Records that describe figures
++++++++
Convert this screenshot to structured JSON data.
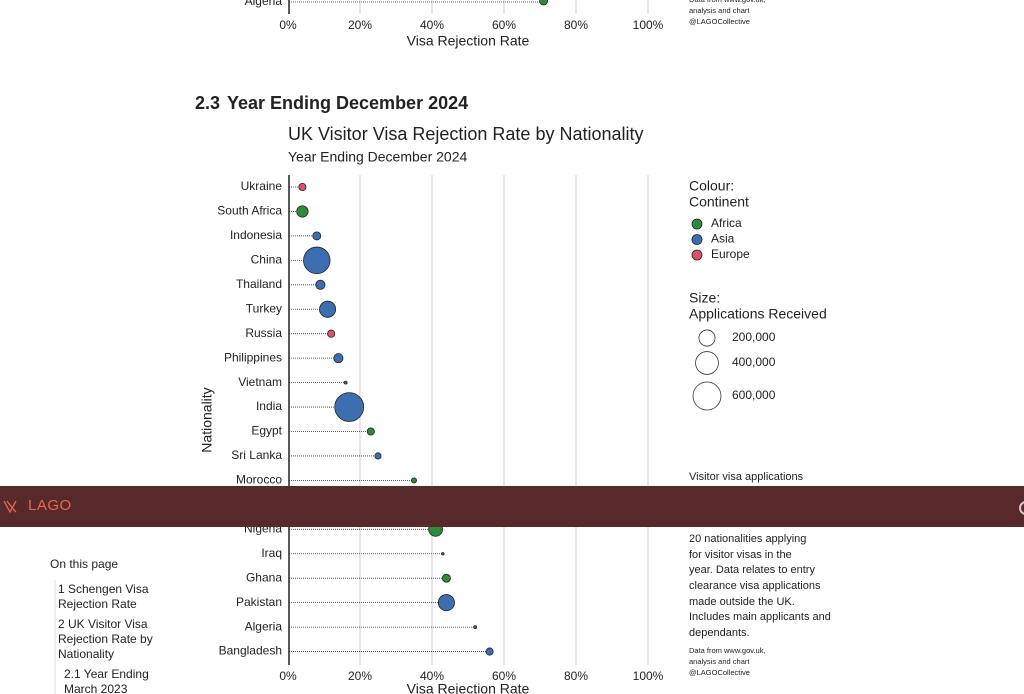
{
  "header": {
    "logo": "LAGO"
  },
  "sidebar": {
    "title": "On this page",
    "items": [
      {
        "lines": [
          "1 Schengen Visa",
          "Rejection Rate"
        ]
      },
      {
        "lines": [
          "2 UK Visitor Visa",
          "Rejection Rate by",
          "Nationality"
        ]
      },
      {
        "lines": [
          "2.1 Year Ending",
          "March 2023"
        ]
      }
    ]
  },
  "previous_chart": {
    "categories": [
      "Algeria"
    ],
    "values": [
      71
    ],
    "color": "#2e8b3a",
    "xlim": [
      0,
      100
    ],
    "xticks": [
      {
        "value": 0,
        "label": "0%"
      },
      {
        "value": 20,
        "label": "20%"
      },
      {
        "value": 40,
        "label": "40%"
      },
      {
        "value": 60,
        "label": "60%"
      },
      {
        "value": 80,
        "label": "80%"
      },
      {
        "value": 100,
        "label": "100%"
      }
    ],
    "xlabel": "Visa Rejection Rate",
    "source": [
      "Data from www.gov.uk,",
      "analysis and chart",
      "@LAGOCollective"
    ]
  },
  "section": {
    "number": "2.3",
    "title": "Year Ending December 2024"
  },
  "chart_data": {
    "type": "bubble",
    "title": "UK Visitor Visa Rejection Rate by Nationality",
    "subtitle": "Year Ending December 2024",
    "ylabel": "Nationality",
    "xlabel": "Visa Rejection Rate",
    "categories": [
      "Ukraine",
      "South Africa",
      "Indonesia",
      "China",
      "Thailand",
      "Turkey",
      "Russia",
      "Philippines",
      "Vietnam",
      "India",
      "Egypt",
      "Sri Lanka",
      "Morocco",
      null,
      "Nigeria",
      "Iraq",
      "Ghana",
      "Pakistan",
      "Algeria",
      "Bangladesh"
    ],
    "values": [
      4,
      4,
      8,
      8,
      9,
      11,
      12,
      14,
      16,
      17,
      23,
      25,
      35,
      null,
      41,
      43,
      44,
      44,
      52,
      56
    ],
    "sizes": [
      40000,
      100000,
      50000,
      540000,
      65000,
      200000,
      40000,
      65000,
      7000,
      640000,
      40000,
      30000,
      20000,
      null,
      150000,
      5000,
      50000,
      200000,
      7000,
      40000
    ],
    "groups": [
      "Europe",
      "Africa",
      "Asia",
      "Asia",
      "Asia",
      "Asia",
      "Europe",
      "Asia",
      "Asia",
      "Asia",
      "Africa",
      "Asia",
      "Africa",
      null,
      "Africa",
      "Asia",
      "Africa",
      "Asia",
      "Africa",
      "Asia"
    ],
    "xlim": [
      0,
      100
    ],
    "xticks": [
      {
        "value": 0,
        "label": "0%"
      },
      {
        "value": 20,
        "label": "20%"
      },
      {
        "value": 40,
        "label": "40%"
      },
      {
        "value": 60,
        "label": "60%"
      },
      {
        "value": 80,
        "label": "80%"
      },
      {
        "value": 100,
        "label": "100%"
      }
    ],
    "grid": true,
    "color_legend": {
      "title": [
        "Colour:",
        "Continent"
      ],
      "items": [
        {
          "name": "Africa",
          "color": "#2e8b3a"
        },
        {
          "name": "Asia",
          "color": "#3d6fb0"
        },
        {
          "name": "Europe",
          "color": "#e0506a"
        }
      ]
    },
    "size_legend": {
      "title": [
        "Size:",
        "Applications Received"
      ],
      "values": [
        200000,
        400000,
        600000
      ],
      "value_labels": [
        "200,000",
        "400,000",
        "600,000"
      ]
    },
    "note": [
      "Visitor visa applications",
      "20 nationalities applying",
      "for visitor visas in the",
      "year. Data relates to entry",
      "clearance visa applications",
      "made outside the UK.",
      "Includes main applicants and",
      "dependants."
    ],
    "source": [
      "Data from www.gov.uk,",
      "analysis and chart",
      "@LAGOCollective"
    ]
  }
}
++++++++
Exercise: Output every entry word for word, but omit the pictures.

Solved problem:
Convert this screenshot to structured JSON data.
{
  "header": {
    "logo": "LAGO"
  },
  "sidebar": {
    "title": "On this page",
    "items": [
      {
        "lines": [
          "1 Schengen Visa",
          "Rejection Rate"
        ]
      },
      {
        "lines": [
          "2 UK Visitor Visa",
          "Rejection Rate by",
          "Nationality"
        ]
      },
      {
        "lines": [
          "2.1 Year Ending",
          "March 2023"
        ]
      }
    ]
  },
  "previous_chart": {
    "categories": [
      "Algeria"
    ],
    "values": [
      71
    ],
    "color": "#2e8b3a",
    "xlim": [
      0,
      100
    ],
    "xticks": [
      {
        "value": 0,
        "label": "0%"
      },
      {
        "value": 20,
        "label": "20%"
      },
      {
        "value": 40,
        "label": "40%"
      },
      {
        "value": 60,
        "label": "60%"
      },
      {
        "value": 80,
        "label": "80%"
      },
      {
        "value": 100,
        "label": "100%"
      }
    ],
    "xlabel": "Visa Rejection Rate",
    "source": [
      "Data from www.gov.uk,",
      "analysis and chart",
      "@LAGOCollective"
    ]
  },
  "section": {
    "number": "2.3",
    "title": "Year Ending December 2024"
  },
  "chart_data": {
    "type": "bubble",
    "title": "UK Visitor Visa Rejection Rate by Nationality",
    "subtitle": "Year Ending December 2024",
    "ylabel": "Nationality",
    "xlabel": "Visa Rejection Rate",
    "categories": [
      "Ukraine",
      "South Africa",
      "Indonesia",
      "China",
      "Thailand",
      "Turkey",
      "Russia",
      "Philippines",
      "Vietnam",
      "India",
      "Egypt",
      "Sri Lanka",
      "Morocco",
      null,
      "Nigeria",
      "Iraq",
      "Ghana",
      "Pakistan",
      "Algeria",
      "Bangladesh"
    ],
    "values": [
      4,
      4,
      8,
      8,
      9,
      11,
      12,
      14,
      16,
      17,
      23,
      25,
      35,
      null,
      41,
      43,
      44,
      44,
      52,
      56
    ],
    "sizes": [
      40000,
      100000,
      50000,
      540000,
      65000,
      200000,
      40000,
      65000,
      7000,
      640000,
      40000,
      30000,
      20000,
      null,
      150000,
      5000,
      50000,
      200000,
      7000,
      40000
    ],
    "groups": [
      "Europe",
      "Africa",
      "Asia",
      "Asia",
      "Asia",
      "Asia",
      "Europe",
      "Asia",
      "Asia",
      "Asia",
      "Africa",
      "Asia",
      "Africa",
      null,
      "Africa",
      "Asia",
      "Africa",
      "Asia",
      "Africa",
      "Asia"
    ],
    "xlim": [
      0,
      100
    ],
    "xticks": [
      {
        "value": 0,
        "label": "0%"
      },
      {
        "value": 20,
        "label": "20%"
      },
      {
        "value": 40,
        "label": "40%"
      },
      {
        "value": 60,
        "label": "60%"
      },
      {
        "value": 80,
        "label": "80%"
      },
      {
        "value": 100,
        "label": "100%"
      }
    ],
    "grid": true,
    "color_legend": {
      "title": [
        "Colour:",
        "Continent"
      ],
      "items": [
        {
          "name": "Africa",
          "color": "#2e8b3a"
        },
        {
          "name": "Asia",
          "color": "#3d6fb0"
        },
        {
          "name": "Europe",
          "color": "#e0506a"
        }
      ]
    },
    "size_legend": {
      "title": [
        "Size:",
        "Applications Received"
      ],
      "values": [
        200000,
        400000,
        600000
      ],
      "value_labels": [
        "200,000",
        "400,000",
        "600,000"
      ]
    },
    "note": [
      "Visitor visa applications",
      "20 nationalities applying",
      "for visitor visas in the",
      "year. Data relates to entry",
      "clearance visa applications",
      "made outside the UK.",
      "Includes main applicants and",
      "dependants."
    ],
    "source": [
      "Data from www.gov.uk,",
      "analysis and chart",
      "@LAGOCollective"
    ]
  }
}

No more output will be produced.